From the entries that follow, pick out all lines holding "mean".

+++

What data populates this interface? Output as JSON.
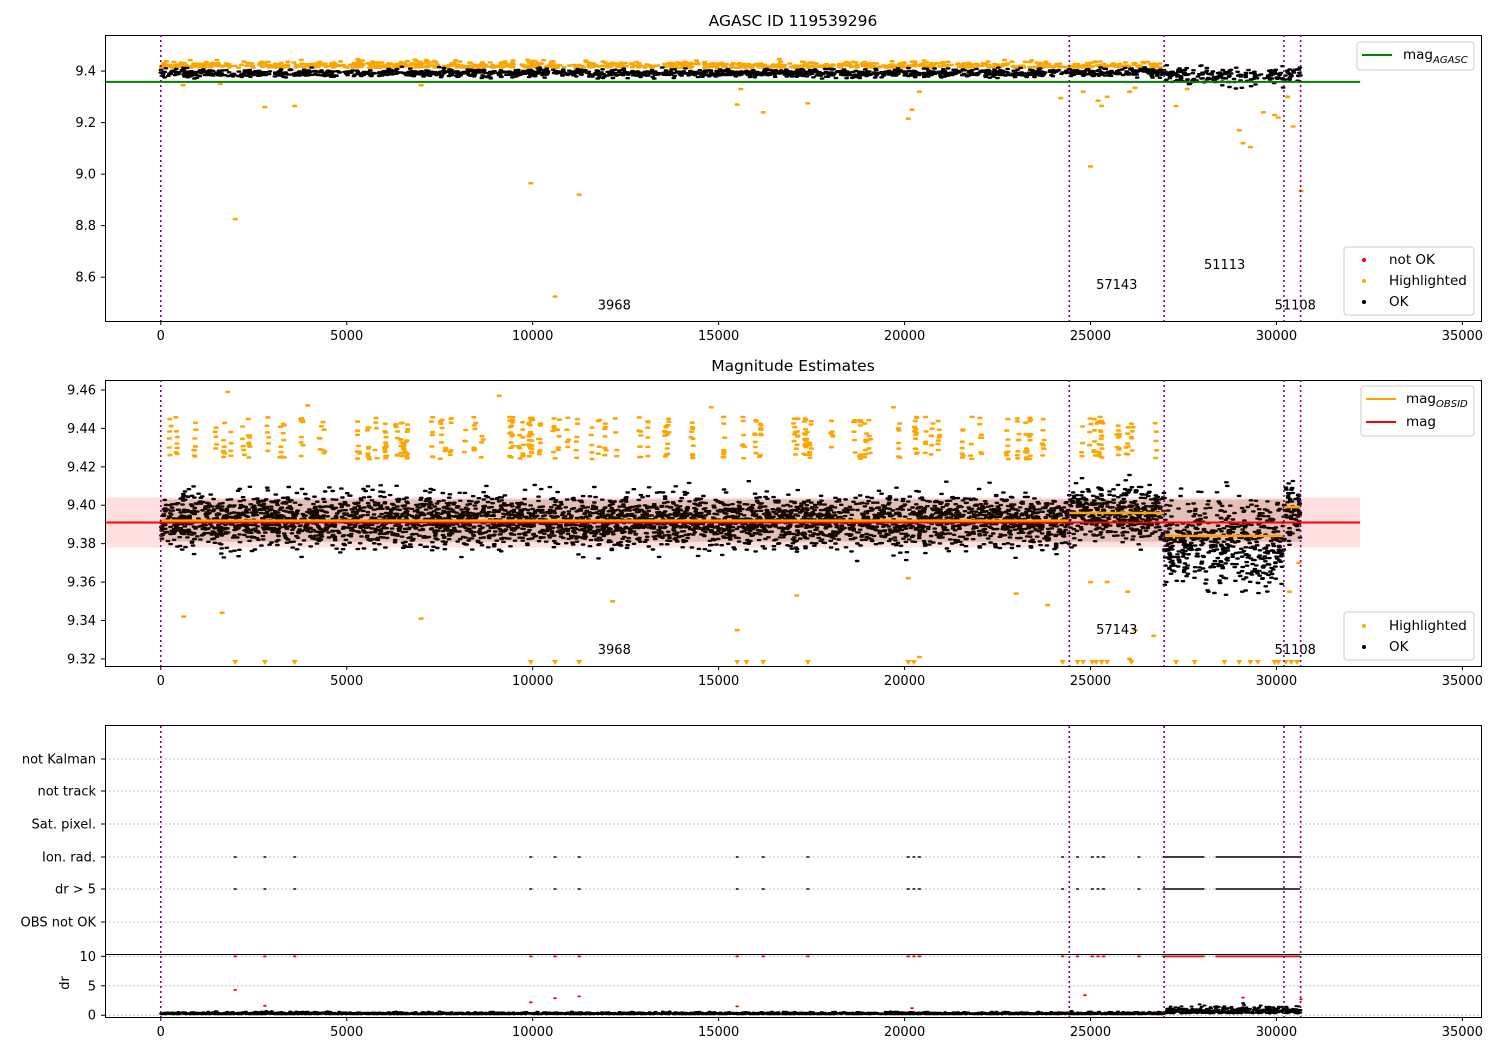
{
  "figure": {
    "vlines_x": [
      0,
      24430,
      26980,
      30200,
      30650
    ]
  },
  "chart_data": [
    {
      "type": "scatter",
      "title": "AGASC ID 119539296",
      "xlim": [
        -1500,
        35500
      ],
      "ylim": [
        8.43,
        9.54
      ],
      "xticks": [
        0,
        5000,
        10000,
        15000,
        20000,
        25000,
        30000,
        35000
      ],
      "yticks": [
        8.6,
        8.8,
        9.0,
        9.2,
        9.4
      ],
      "ytick_labels": [
        "8.6",
        "8.8",
        "9.0",
        "9.2",
        "9.4"
      ],
      "grid": false,
      "legend_upper": {
        "placement": "top-right",
        "entries": [
          {
            "label": "mag",
            "sub": "AGASC",
            "color": "#008000",
            "kind": "line"
          }
        ]
      },
      "legend_lower": {
        "placement": "bottom-right",
        "entries": [
          {
            "label": "not OK",
            "color": "#ff0000",
            "kind": "dot"
          },
          {
            "label": "Highlighted",
            "color": "#ffa500",
            "kind": "dot"
          },
          {
            "label": "OK",
            "color": "#000000",
            "kind": "dot"
          }
        ]
      },
      "annotations": [
        {
          "text": "3968",
          "x": 11750,
          "y": 8.475
        },
        {
          "text": "57143",
          "x": 25150,
          "y": 8.555
        },
        {
          "text": "51113",
          "x": 28050,
          "y": 8.632
        },
        {
          "text": "51108",
          "x": 29950,
          "y": 8.475
        }
      ],
      "hlines": [
        {
          "y": 9.358,
          "x0": -1500,
          "x1": 32250,
          "color": "#008000"
        }
      ],
      "series": [
        {
          "name": "OK",
          "color": "#000000",
          "bands": [
            {
              "x0": 0,
              "x1": 24430,
              "mean": 9.392,
              "spread": 0.022
            },
            {
              "x0": 24430,
              "x1": 26980,
              "mean": 9.395,
              "spread": 0.026
            },
            {
              "x0": 26980,
              "x1": 30200,
              "mean": 9.382,
              "spread": 0.05
            },
            {
              "x0": 30200,
              "x1": 30650,
              "mean": 9.39,
              "spread": 0.04
            }
          ]
        },
        {
          "name": "Highlighted",
          "color": "#ffa500",
          "outliers": [
            [
              2000,
              8.825
            ],
            [
              2800,
              9.26
            ],
            [
              3600,
              9.265
            ],
            [
              600,
              9.345
            ],
            [
              1600,
              9.35
            ],
            [
              7000,
              9.345
            ],
            [
              9950,
              8.965
            ],
            [
              10600,
              8.525
            ],
            [
              11250,
              8.92
            ],
            [
              15500,
              9.27
            ],
            [
              16200,
              9.24
            ],
            [
              17400,
              9.275
            ],
            [
              20100,
              9.215
            ],
            [
              20200,
              9.25
            ],
            [
              20400,
              9.32
            ],
            [
              24200,
              9.295
            ],
            [
              24800,
              9.32
            ],
            [
              25000,
              9.03
            ],
            [
              25200,
              9.285
            ],
            [
              25300,
              9.265
            ],
            [
              25450,
              9.3
            ],
            [
              26050,
              9.32
            ],
            [
              26200,
              9.335
            ],
            [
              27300,
              9.265
            ],
            [
              29000,
              9.17
            ],
            [
              29100,
              9.12
            ],
            [
              29300,
              9.105
            ],
            [
              29650,
              9.24
            ],
            [
              29950,
              9.23
            ],
            [
              30050,
              9.22
            ],
            [
              30300,
              9.3
            ],
            [
              30450,
              9.185
            ],
            [
              30660,
              8.935
            ],
            [
              15600,
              9.33
            ],
            [
              27600,
              9.33
            ]
          ]
        }
      ]
    },
    {
      "type": "scatter",
      "title": "Magnitude Estimates",
      "xlim": [
        -1500,
        35500
      ],
      "ylim": [
        9.3163,
        9.4652
      ],
      "xticks": [
        0,
        5000,
        10000,
        15000,
        20000,
        25000,
        30000,
        35000
      ],
      "yticks": [
        9.32,
        9.34,
        9.36,
        9.38,
        9.4,
        9.42,
        9.44,
        9.46
      ],
      "ytick_labels": [
        "9.32",
        "9.34",
        "9.36",
        "9.38",
        "9.40",
        "9.42",
        "9.44",
        "9.46"
      ],
      "grid": false,
      "legend_upper": {
        "placement": "top-right",
        "entries": [
          {
            "label": "mag",
            "sub": "OBSID",
            "color": "#ffa500",
            "kind": "line"
          },
          {
            "label": "mag",
            "sub": "",
            "color": "#ff0000",
            "kind": "line"
          }
        ]
      },
      "legend_lower": {
        "placement": "bottom-right",
        "entries": [
          {
            "label": "Highlighted",
            "color": "#ffa500",
            "kind": "dot"
          },
          {
            "label": "OK",
            "color": "#000000",
            "kind": "dot"
          }
        ]
      },
      "annotations": [
        {
          "text": "3968",
          "x": 11750,
          "y": 9.3225
        },
        {
          "text": "57143",
          "x": 25150,
          "y": 9.333
        },
        {
          "text": "51108",
          "x": 29950,
          "y": 9.3225
        }
      ],
      "mag": {
        "value": 9.391,
        "band": [
          9.378,
          9.404
        ],
        "x0": -1500,
        "x1": 32250
      },
      "mag_obsid": [
        {
          "x0": 0,
          "x1": 24430,
          "y": 9.392
        },
        {
          "x0": 24430,
          "x1": 26980,
          "y": 9.396
        },
        {
          "x0": 26980,
          "x1": 30200,
          "y": 9.384
        },
        {
          "x0": 30200,
          "x1": 30650,
          "y": 9.399
        }
      ],
      "series": [
        {
          "name": "OK",
          "color": "#000000",
          "bands": [
            {
              "x0": 0,
              "x1": 24430,
              "mean": 9.392,
              "spread": 0.012
            },
            {
              "x0": 24430,
              "x1": 26980,
              "mean": 9.396,
              "spread": 0.013
            },
            {
              "x0": 26980,
              "x1": 30200,
              "mean": 9.38,
              "spread": 0.02
            },
            {
              "x0": 30200,
              "x1": 30650,
              "mean": 9.397,
              "spread": 0.015
            }
          ]
        },
        {
          "name": "Highlighted",
          "color": "#ffa500",
          "outliers": [
            [
              1800,
              9.459
            ],
            [
              9100,
              9.457
            ],
            [
              3950,
              9.452
            ],
            [
              14800,
              9.451
            ],
            [
              19700,
              9.451
            ],
            [
              2200,
              9.441
            ],
            [
              620,
              9.342
            ],
            [
              1650,
              9.344
            ],
            [
              7000,
              9.341
            ],
            [
              12150,
              9.35
            ],
            [
              15500,
              9.335
            ],
            [
              17100,
              9.353
            ],
            [
              20100,
              9.362
            ],
            [
              20400,
              9.321
            ],
            [
              23000,
              9.354
            ],
            [
              23850,
              9.348
            ],
            [
              25000,
              9.36
            ],
            [
              25450,
              9.36
            ],
            [
              26000,
              9.355
            ],
            [
              26050,
              9.32
            ],
            [
              26200,
              9.335
            ],
            [
              26700,
              9.332
            ],
            [
              30350,
              9.355
            ],
            [
              30600,
              9.37
            ]
          ],
          "clipped_x": [
            2000,
            2800,
            3600,
            9950,
            10600,
            11250,
            15500,
            15750,
            16200,
            17400,
            20100,
            20250,
            24250,
            24650,
            24800,
            25050,
            25150,
            25300,
            25450,
            26100,
            27300,
            27800,
            28600,
            29000,
            29300,
            29500,
            29950,
            30050,
            30250,
            30400,
            30550
          ]
        }
      ]
    },
    {
      "type": "scatter",
      "title": "",
      "xlim": [
        -1500,
        35500
      ],
      "xticks": [
        0,
        5000,
        10000,
        15000,
        20000,
        25000,
        30000,
        35000
      ],
      "flag_labels": [
        "not Kalman",
        "not track",
        "Sat. pixel.",
        "Ion. rad.",
        "dr > 5",
        "OBS not OK"
      ],
      "flag_events_x": [
        2000,
        2800,
        3600,
        9950,
        10600,
        11250,
        15500,
        16200,
        17400,
        20100,
        20250,
        20400,
        24250,
        24650,
        25050,
        25200,
        25350,
        26300
      ],
      "flag_dense_ranges": [
        [
          26980,
          28050
        ],
        [
          28400,
          30650
        ]
      ],
      "dr": {
        "ylabel": "dr",
        "ylim": [
          -0.3,
          10.4
        ],
        "yticks": [
          0,
          5,
          10
        ],
        "ytick_labels": [
          "0",
          "5",
          "10"
        ],
        "clip_value": 10,
        "outliers": [
          [
            2000,
            4.3
          ],
          [
            2800,
            1.6
          ],
          [
            9950,
            2.2
          ],
          [
            10600,
            2.9
          ],
          [
            11250,
            3.2
          ],
          [
            15500,
            1.5
          ],
          [
            20200,
            1.2
          ],
          [
            24850,
            3.4
          ],
          [
            29100,
            3.0
          ],
          [
            30660,
            2.7
          ]
        ]
      }
    }
  ]
}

+++

**Result**
              "mean": 9.392,
              "mean": 9.395,
              "mean": 9.382,
              "mean": 9.39,
              "mean": 9.392,
              "mean": 9.396,
              "mean": 9.38,
              "mean": 9.397,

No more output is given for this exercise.